### Given exercise
Skip the pictures and quote all of the lines exactly.

=== Dataset extract ===

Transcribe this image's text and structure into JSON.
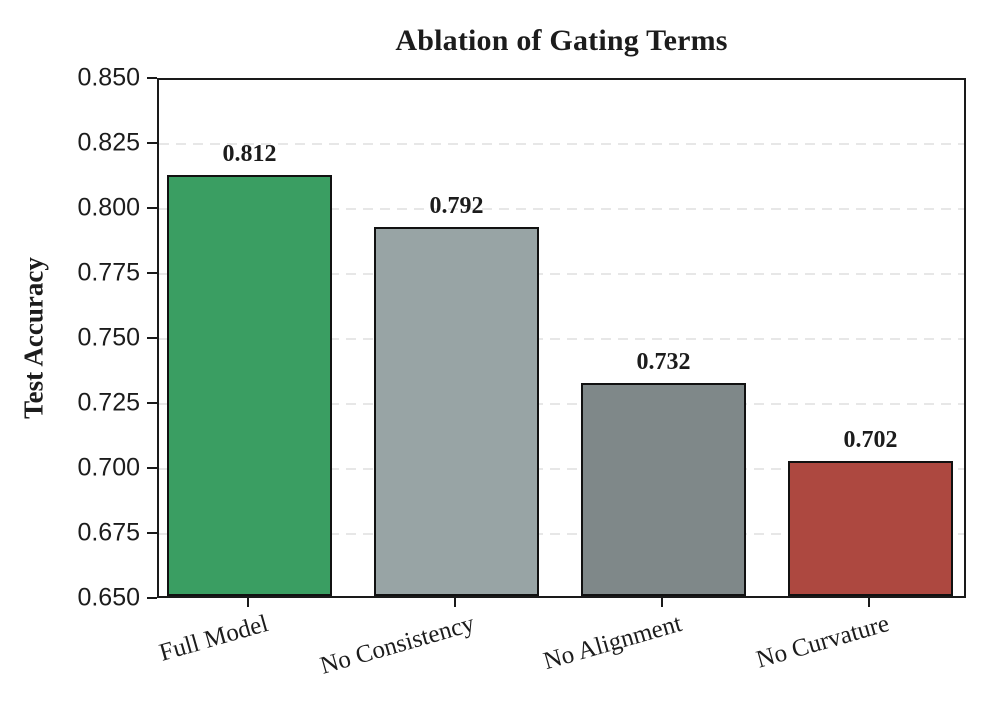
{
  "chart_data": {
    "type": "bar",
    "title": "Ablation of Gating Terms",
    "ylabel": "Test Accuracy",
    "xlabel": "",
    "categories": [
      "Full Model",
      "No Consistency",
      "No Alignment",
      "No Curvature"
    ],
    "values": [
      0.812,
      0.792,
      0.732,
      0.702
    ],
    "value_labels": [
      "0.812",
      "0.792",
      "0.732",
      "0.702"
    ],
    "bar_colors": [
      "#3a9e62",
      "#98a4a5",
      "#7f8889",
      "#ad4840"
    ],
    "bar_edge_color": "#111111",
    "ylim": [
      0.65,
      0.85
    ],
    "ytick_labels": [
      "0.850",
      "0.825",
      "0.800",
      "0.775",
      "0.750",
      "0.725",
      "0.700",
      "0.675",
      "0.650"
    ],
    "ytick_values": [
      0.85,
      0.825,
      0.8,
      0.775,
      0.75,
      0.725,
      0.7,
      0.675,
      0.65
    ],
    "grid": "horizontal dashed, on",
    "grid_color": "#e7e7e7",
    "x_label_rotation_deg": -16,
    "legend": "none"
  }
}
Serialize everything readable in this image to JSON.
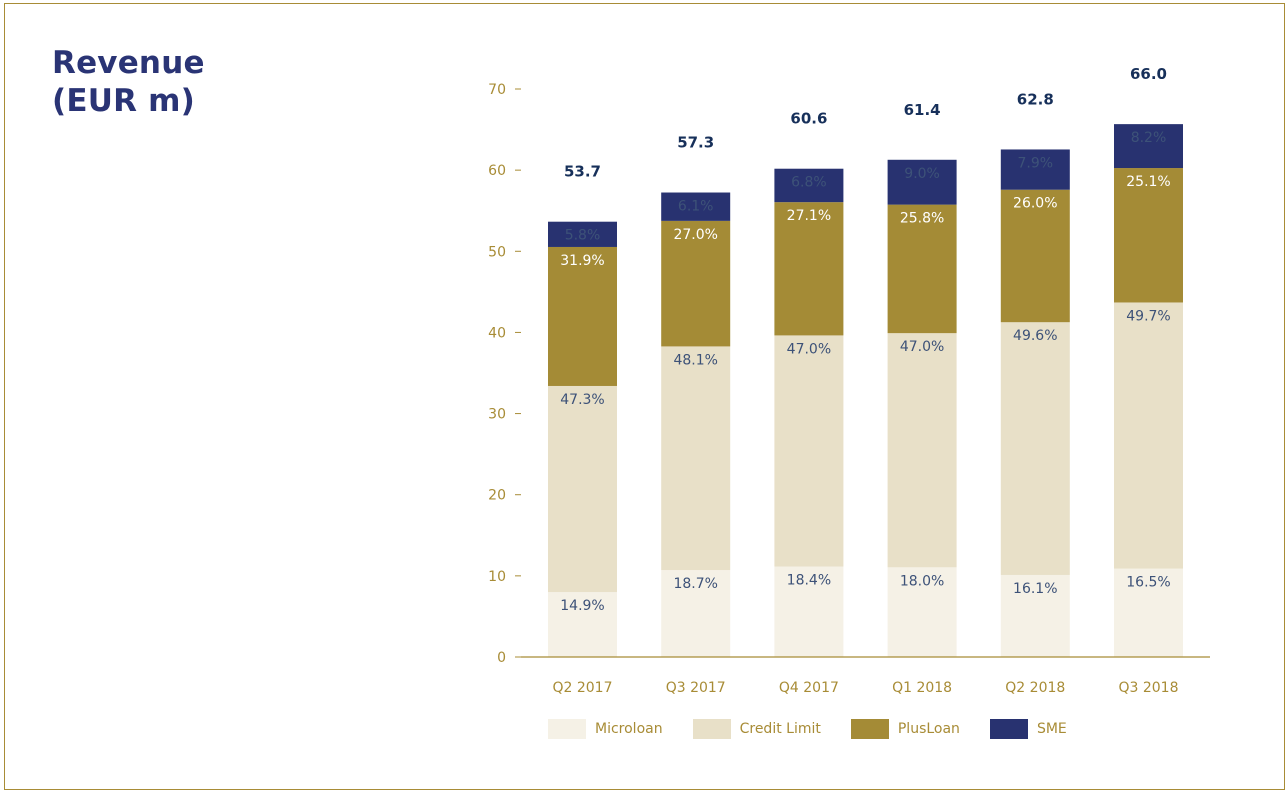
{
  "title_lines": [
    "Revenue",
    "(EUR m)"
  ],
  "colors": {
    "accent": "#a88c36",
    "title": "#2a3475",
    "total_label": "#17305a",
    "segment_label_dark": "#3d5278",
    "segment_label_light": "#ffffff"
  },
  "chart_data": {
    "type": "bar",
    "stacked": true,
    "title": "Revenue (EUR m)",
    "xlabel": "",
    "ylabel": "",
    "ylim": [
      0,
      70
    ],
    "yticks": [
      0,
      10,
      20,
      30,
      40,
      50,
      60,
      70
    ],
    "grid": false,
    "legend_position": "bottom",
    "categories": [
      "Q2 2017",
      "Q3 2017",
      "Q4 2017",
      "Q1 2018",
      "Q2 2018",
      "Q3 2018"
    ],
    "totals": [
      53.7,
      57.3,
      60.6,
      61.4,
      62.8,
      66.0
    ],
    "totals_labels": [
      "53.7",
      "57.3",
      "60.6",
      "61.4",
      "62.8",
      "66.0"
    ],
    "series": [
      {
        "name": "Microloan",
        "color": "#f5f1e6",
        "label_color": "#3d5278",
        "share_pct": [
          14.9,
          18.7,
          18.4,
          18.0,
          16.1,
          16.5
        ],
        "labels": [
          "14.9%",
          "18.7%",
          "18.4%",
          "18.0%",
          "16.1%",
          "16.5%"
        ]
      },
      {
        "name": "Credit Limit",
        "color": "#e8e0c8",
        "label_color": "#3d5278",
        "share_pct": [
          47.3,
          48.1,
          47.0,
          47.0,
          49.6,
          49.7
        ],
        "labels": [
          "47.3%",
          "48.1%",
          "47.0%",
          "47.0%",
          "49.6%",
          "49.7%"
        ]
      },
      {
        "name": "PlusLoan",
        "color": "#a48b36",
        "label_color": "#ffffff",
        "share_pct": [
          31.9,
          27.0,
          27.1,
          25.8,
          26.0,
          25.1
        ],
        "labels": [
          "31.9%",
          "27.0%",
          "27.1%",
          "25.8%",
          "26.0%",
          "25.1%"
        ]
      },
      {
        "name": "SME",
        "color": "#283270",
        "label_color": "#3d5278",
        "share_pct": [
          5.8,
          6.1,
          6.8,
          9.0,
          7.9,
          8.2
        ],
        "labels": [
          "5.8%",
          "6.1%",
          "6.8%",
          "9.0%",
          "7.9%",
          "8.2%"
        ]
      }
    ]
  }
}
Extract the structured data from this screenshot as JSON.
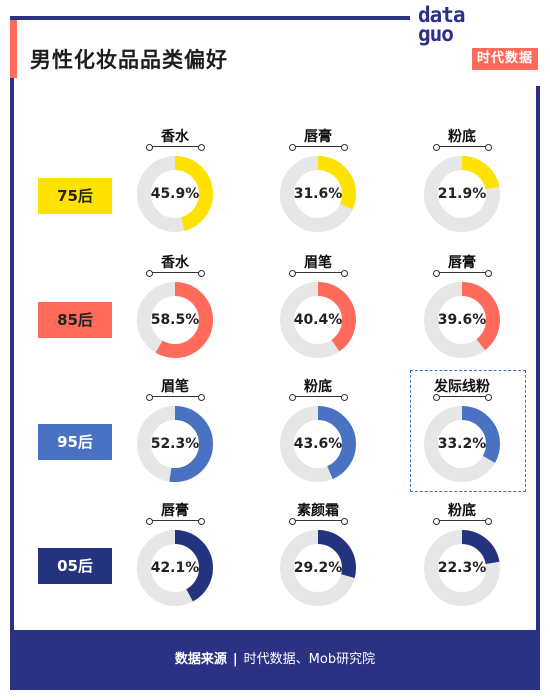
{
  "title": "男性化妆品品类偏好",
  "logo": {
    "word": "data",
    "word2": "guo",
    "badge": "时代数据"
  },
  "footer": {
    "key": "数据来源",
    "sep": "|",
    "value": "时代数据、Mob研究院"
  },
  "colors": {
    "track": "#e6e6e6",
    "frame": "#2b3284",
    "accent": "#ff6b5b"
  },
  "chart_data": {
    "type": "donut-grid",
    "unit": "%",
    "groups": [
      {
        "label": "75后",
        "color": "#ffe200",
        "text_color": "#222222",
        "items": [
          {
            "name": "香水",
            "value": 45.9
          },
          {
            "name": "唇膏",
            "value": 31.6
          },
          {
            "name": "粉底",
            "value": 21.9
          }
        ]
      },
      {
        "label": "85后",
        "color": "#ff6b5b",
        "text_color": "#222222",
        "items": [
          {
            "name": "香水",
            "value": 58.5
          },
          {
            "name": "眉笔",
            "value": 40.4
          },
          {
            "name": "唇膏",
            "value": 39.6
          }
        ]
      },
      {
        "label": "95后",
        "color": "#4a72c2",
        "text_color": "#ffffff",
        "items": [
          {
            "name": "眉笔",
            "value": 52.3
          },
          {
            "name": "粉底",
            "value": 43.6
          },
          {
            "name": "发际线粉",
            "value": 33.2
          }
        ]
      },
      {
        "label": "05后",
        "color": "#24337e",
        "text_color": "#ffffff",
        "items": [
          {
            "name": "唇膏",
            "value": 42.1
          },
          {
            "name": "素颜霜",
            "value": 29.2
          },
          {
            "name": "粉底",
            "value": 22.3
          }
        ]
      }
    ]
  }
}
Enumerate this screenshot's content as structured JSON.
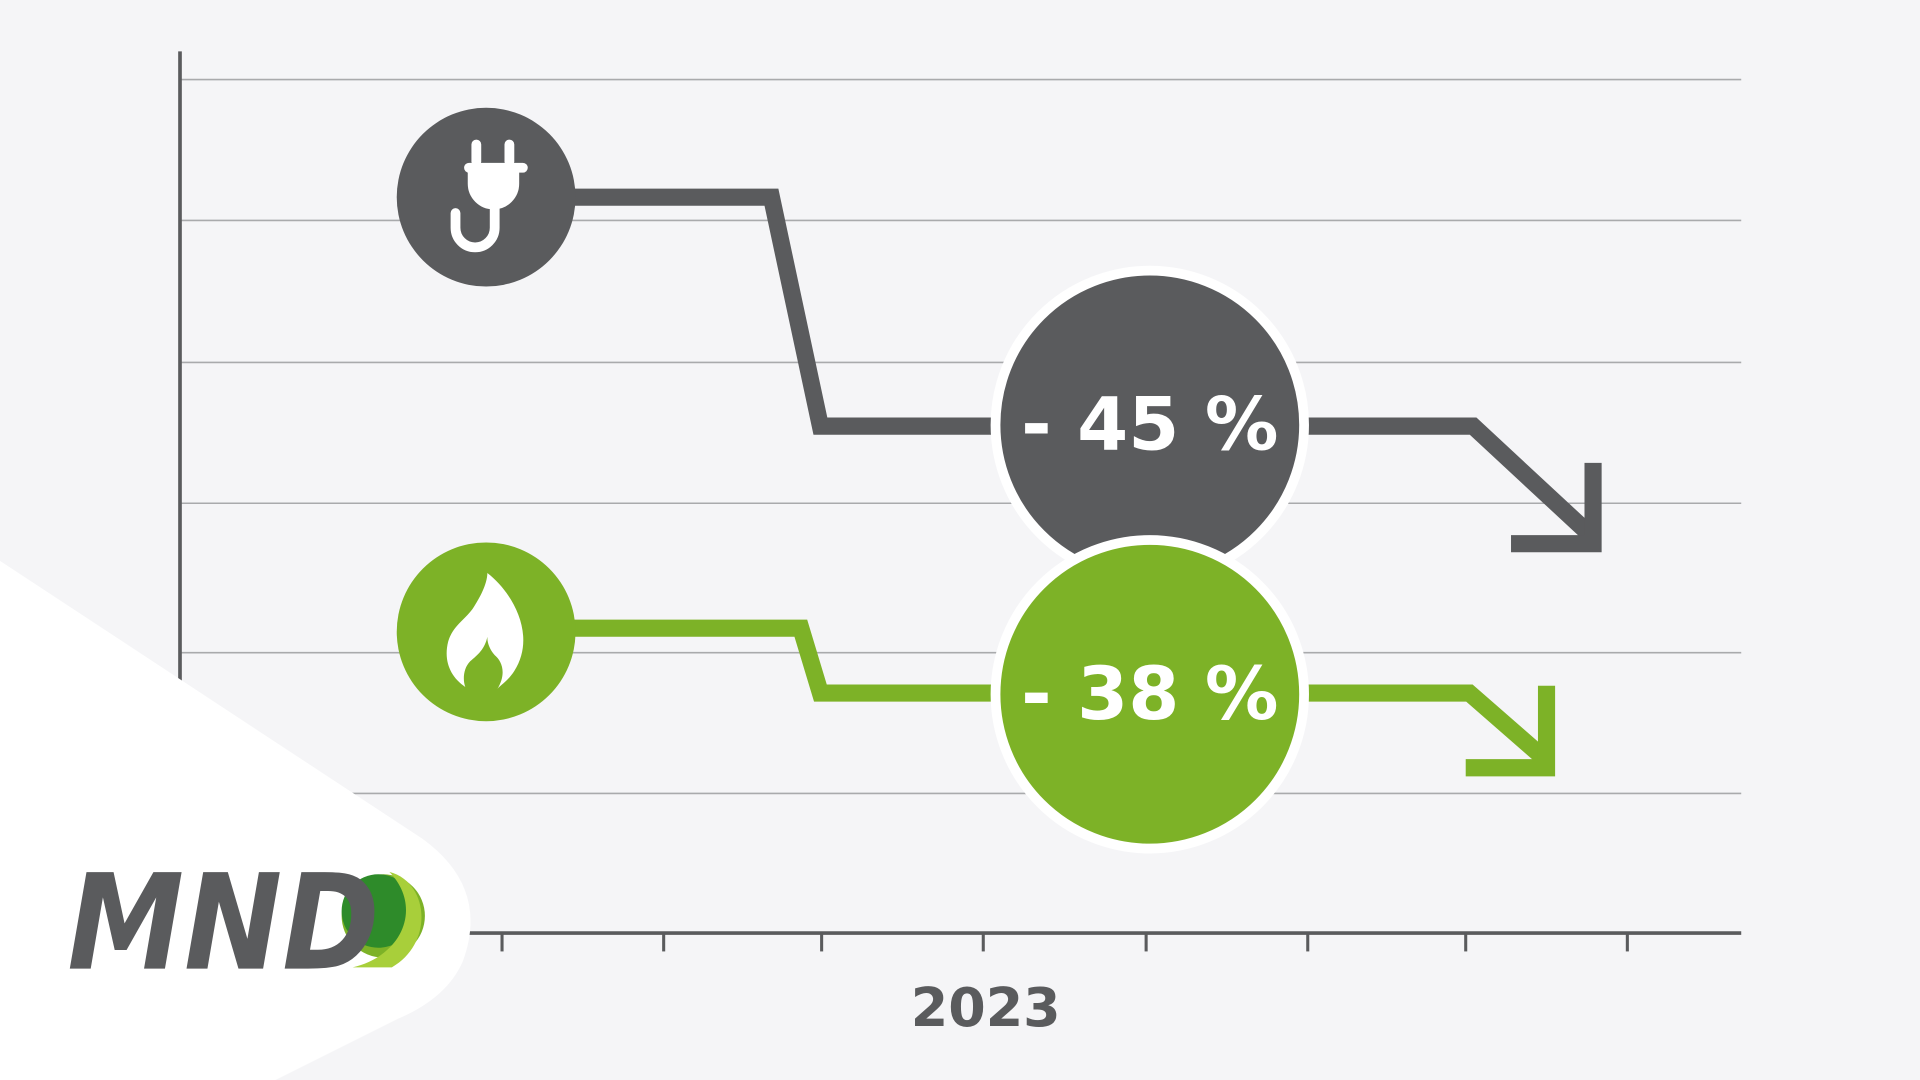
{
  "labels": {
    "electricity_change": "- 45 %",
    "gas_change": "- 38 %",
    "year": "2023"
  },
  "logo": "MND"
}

===

### Answer to this problem
Transcribe this image's text and structure into JSON.
{
  "chart_data": {
    "type": "bar",
    "title": "Ablation of Gating Terms",
    "ylabel": "Test Accuracy",
    "xlabel": "",
    "categories": [
      "Full Model",
      "No Consistency",
      "No Alignment",
      "No Curvature"
    ],
    "values": [
      0.812,
      0.792,
      0.732,
      0.702
    ],
    "value_labels": [
      "0.812",
      "0.792",
      "0.732",
      "0.702"
    ],
    "bar_colors": [
      "#3a9e62",
      "#98a4a5",
      "#7f8889",
      "#ad4840"
    ],
    "bar_edge_color": "#111111",
    "ylim": [
      0.65,
      0.85
    ],
    "ytick_labels": [
      "0.850",
      "0.825",
      "0.800",
      "0.775",
      "0.750",
      "0.725",
      "0.700",
      "0.675",
      "0.650"
    ],
    "ytick_values": [
      0.85,
      0.825,
      0.8,
      0.775,
      0.75,
      0.725,
      0.7,
      0.675,
      0.65
    ],
    "grid": "horizontal dashed, on",
    "grid_color": "#e7e7e7",
    "x_label_rotation_deg": -16,
    "legend": "none"
  }
}
Serialize everything readable in this image to JSON.
{
  "title_lines": [
    "Revenue",
    "(EUR m)"
  ],
  "colors": {
    "accent": "#a88c36",
    "title": "#2a3475",
    "total_label": "#17305a",
    "segment_label_dark": "#3d5278",
    "segment_label_light": "#ffffff"
  },
  "chart_data": {
    "type": "bar",
    "stacked": true,
    "title": "Revenue (EUR m)",
    "xlabel": "",
    "ylabel": "",
    "ylim": [
      0,
      70
    ],
    "yticks": [
      0,
      10,
      20,
      30,
      40,
      50,
      60,
      70
    ],
    "grid": false,
    "legend_position": "bottom",
    "categories": [
      "Q2 2017",
      "Q3 2017",
      "Q4 2017",
      "Q1 2018",
      "Q2 2018",
      "Q3 2018"
    ],
    "totals": [
      53.7,
      57.3,
      60.6,
      61.4,
      62.8,
      66.0
    ],
    "totals_labels": [
      "53.7",
      "57.3",
      "60.6",
      "61.4",
      "62.8",
      "66.0"
    ],
    "series": [
      {
        "name": "Microloan",
        "color": "#f5f1e6",
        "label_color": "#3d5278",
        "share_pct": [
          14.9,
          18.7,
          18.4,
          18.0,
          16.1,
          16.5
        ],
        "labels": [
          "14.9%",
          "18.7%",
          "18.4%",
          "18.0%",
          "16.1%",
          "16.5%"
        ]
      },
      {
        "name": "Credit Limit",
        "color": "#e8e0c8",
        "label_color": "#3d5278",
        "share_pct": [
          47.3,
          48.1,
          47.0,
          47.0,
          49.6,
          49.7
        ],
        "labels": [
          "47.3%",
          "48.1%",
          "47.0%",
          "47.0%",
          "49.6%",
          "49.7%"
        ]
      },
      {
        "name": "PlusLoan",
        "color": "#a48b36",
        "label_color": "#ffffff",
        "share_pct": [
          31.9,
          27.0,
          27.1,
          25.8,
          26.0,
          25.1
        ],
        "labels": [
          "31.9%",
          "27.0%",
          "27.1%",
          "25.8%",
          "26.0%",
          "25.1%"
        ]
      },
      {
        "name": "SME",
        "color": "#283270",
        "label_color": "#3d5278",
        "share_pct": [
          5.8,
          6.1,
          6.8,
          9.0,
          7.9,
          8.2
        ],
        "labels": [
          "5.8%",
          "6.1%",
          "6.8%",
          "9.0%",
          "7.9%",
          "8.2%"
        ]
      }
    ]
  }
}
Extract the structured data from this screenshot as JSON.
{
  "title": "男性化妆品品类偏好",
  "logo": {
    "word": "data",
    "word2": "guo",
    "badge": "时代数据"
  },
  "footer": {
    "key": "数据来源",
    "sep": "|",
    "value": "时代数据、Mob研究院"
  },
  "colors": {
    "track": "#e6e6e6",
    "frame": "#2b3284",
    "accent": "#ff6b5b"
  },
  "chart_data": {
    "type": "donut-grid",
    "unit": "%",
    "groups": [
      {
        "label": "75后",
        "color": "#ffe200",
        "text_color": "#222222",
        "items": [
          {
            "name": "香水",
            "value": 45.9
          },
          {
            "name": "唇膏",
            "value": 31.6
          },
          {
            "name": "粉底",
            "value": 21.9
          }
        ]
      },
      {
        "label": "85后",
        "color": "#ff6b5b",
        "text_color": "#222222",
        "items": [
          {
            "name": "香水",
            "value": 58.5
          },
          {
            "name": "眉笔",
            "value": 40.4
          },
          {
            "name": "唇膏",
            "value": 39.6
          }
        ]
      },
      {
        "label": "95后",
        "color": "#4a72c2",
        "text_color": "#ffffff",
        "items": [
          {
            "name": "眉笔",
            "value": 52.3
          },
          {
            "name": "粉底",
            "value": 43.6
          },
          {
            "name": "发际线粉",
            "value": 33.2
          }
        ]
      },
      {
        "label": "05后",
        "color": "#24337e",
        "text_color": "#ffffff",
        "items": [
          {
            "name": "唇膏",
            "value": 42.1
          },
          {
            "name": "素颜霜",
            "value": 29.2
          },
          {
            "name": "粉底",
            "value": 22.3
          }
        ]
      }
    ]
  }
}
Enumerate this screenshot's content as structured JSON.
{
  "labels": {
    "electricity_change": "- 45 %",
    "gas_change": "- 38 %",
    "year": "2023"
  },
  "logo": "MND"
}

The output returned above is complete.